* To be done *
Rewrite the lines below as a JSON list of strings, one string per line, leaving out any blank lines.

Dataset excerpt:
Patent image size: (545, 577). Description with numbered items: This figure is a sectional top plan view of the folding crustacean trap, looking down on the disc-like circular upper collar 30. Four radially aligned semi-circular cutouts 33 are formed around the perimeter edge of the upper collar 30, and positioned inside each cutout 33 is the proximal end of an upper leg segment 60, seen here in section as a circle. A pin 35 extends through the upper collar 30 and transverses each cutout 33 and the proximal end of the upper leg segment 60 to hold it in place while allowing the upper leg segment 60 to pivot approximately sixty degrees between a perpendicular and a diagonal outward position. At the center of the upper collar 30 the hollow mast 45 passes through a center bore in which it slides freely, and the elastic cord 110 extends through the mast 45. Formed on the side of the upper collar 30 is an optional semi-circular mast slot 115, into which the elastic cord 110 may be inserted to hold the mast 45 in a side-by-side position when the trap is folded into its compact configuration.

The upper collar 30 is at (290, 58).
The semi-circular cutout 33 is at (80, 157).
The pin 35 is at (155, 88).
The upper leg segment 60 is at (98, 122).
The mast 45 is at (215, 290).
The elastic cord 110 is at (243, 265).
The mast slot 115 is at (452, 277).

* Solved problem *
[
  "Patent image size: (545, 577). Description with numbered items: This figure is a sectional top plan view of the folding crustacean trap, looking down on the disc-like circular upper collar 30. Four radially aligned semi-circular cutouts 33 are formed around the perimeter edge of the upper collar 30, and positioned inside each cutout 33 is the proximal end of an upper leg segment 60, seen here in section as a circle. A pin 35 extends through the upper collar 30 and transverses each cutout 33 and the proximal end of the upper leg segment 60 to hold it in place while allowing the upper leg segment 60 to pivot approximately sixty degrees between a perpendicular and a diagonal outward position. At the center of the upper collar 30 the hollow mast 45 passes through a center bore in which it slides freely, and the elastic cord 110 extends through the mast 45. Formed on the side of the upper collar 30 is an optional semi-circular mast slot 115, into which the elastic cord 110 may be inserted to hold the mast 45 in a side-by-side position when the trap is folded into its compact configuration.",
  "The upper collar 30 is at (290, 58).",
  "The semi-circular cutout 33 is at (80, 157).",
  "The pin 35 is at (155, 88).",
  "The upper leg segment 60 is at (98, 122).",
  "The mast 45 is at (215, 290).",
  "The elastic cord 110 is at (243, 265).",
  "The mast slot 115 is at (452, 277)."
]